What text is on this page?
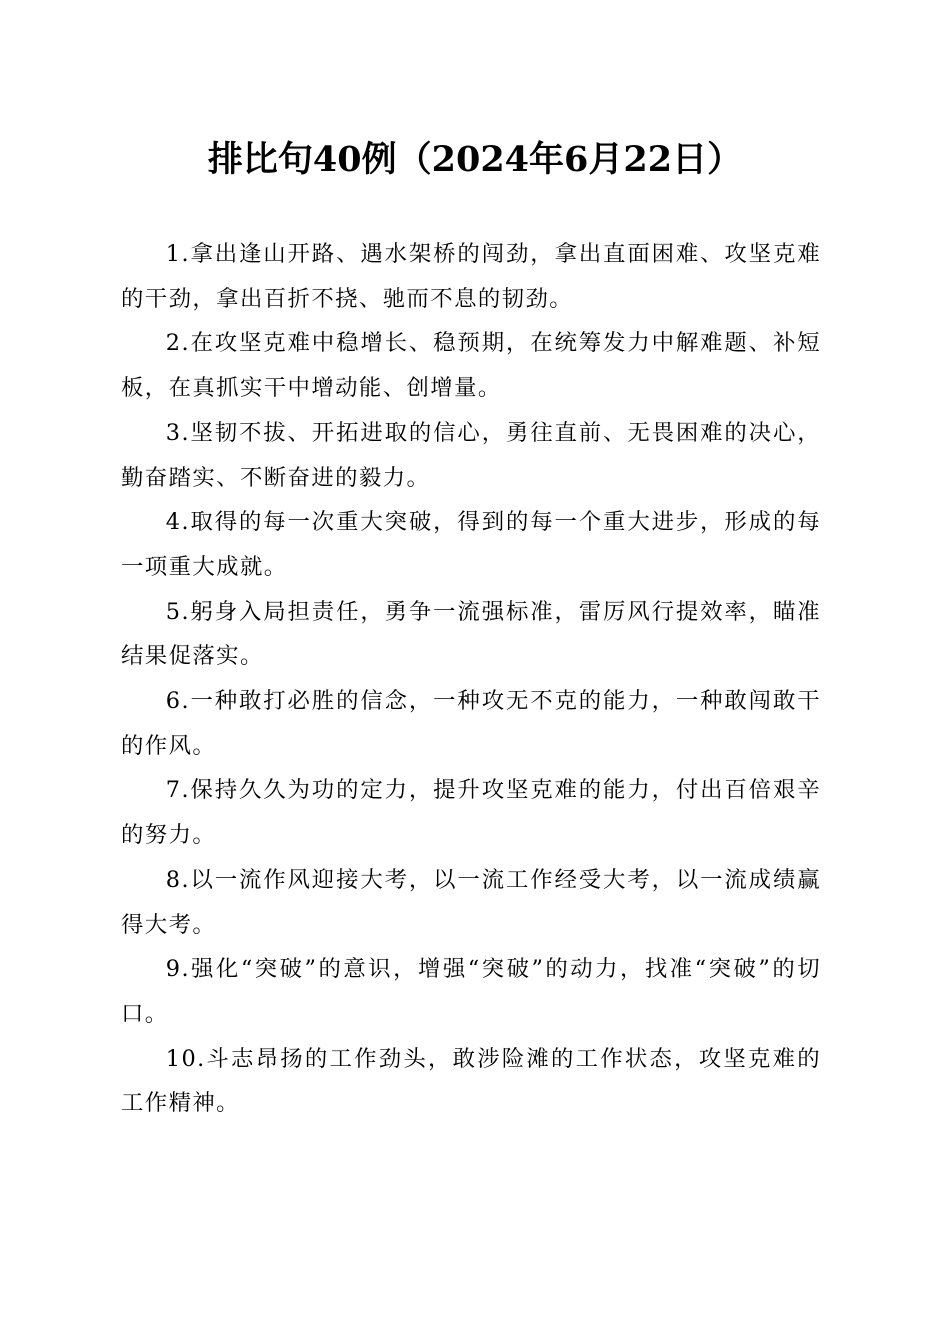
排比句40例（2024年6月22日）

1.拿出逢山开路、遇水架桥的闯劲，拿出直面困难、攻坚克难的干劲，拿出百折不挠、驰而不息的韧劲。

2.在攻坚克难中稳增长、稳预期，在统筹发力中解难题、补短板，在真抓实干中增动能、创增量。

3.坚韧不拔、开拓进取的信心，勇往直前、无畏困难的决心，勤奋踏实、不断奋进的毅力。

4.取得的每一次重大突破，得到的每一个重大进步，形成的每一项重大成就。

5.躬身入局担责任，勇争一流强标准，雷厉风行提效率，瞄准结果促落实。

6.一种敢打必胜的信念，一种攻无不克的能力，一种敢闯敢干的作风。

7.保持久久为功的定力，提升攻坚克难的能力，付出百倍艰辛的努力。

8.以一流作风迎接大考，以一流工作经受大考，以一流成绩赢得大考。

9.强化“突破”的意识，增强“突破”的动力，找准“突破”的切口。

10.斗志昂扬的工作劲头，敢涉险滩的工作状态，攻坚克难的工作精神。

### SET TASK
Pictures are excluded; copy all other data exactly as shown.

### REPLY
What text is on this page?
排比句40例（2024年6月22日）

1.拿出逢山开路、遇水架桥的闯劲，拿出直面困难、攻坚克难的干劲，拿出百折不挠、驰而不息的韧劲。

2.在攻坚克难中稳增长、稳预期，在统筹发力中解难题、补短板，在真抓实干中增动能、创增量。

3.坚韧不拔、开拓进取的信心，勇往直前、无畏困难的决心，勤奋踏实、不断奋进的毅力。

4.取得的每一次重大突破，得到的每一个重大进步，形成的每一项重大成就。

5.躬身入局担责任，勇争一流强标准，雷厉风行提效率，瞄准结果促落实。

6.一种敢打必胜的信念，一种攻无不克的能力，一种敢闯敢干的作风。

7.保持久久为功的定力，提升攻坚克难的能力，付出百倍艰辛的努力。

8.以一流作风迎接大考，以一流工作经受大考，以一流成绩赢得大考。

9.强化“突破”的意识，增强“突破”的动力，找准“突破”的切口。

10.斗志昂扬的工作劲头，敢涉险滩的工作状态，攻坚克难的工作精神。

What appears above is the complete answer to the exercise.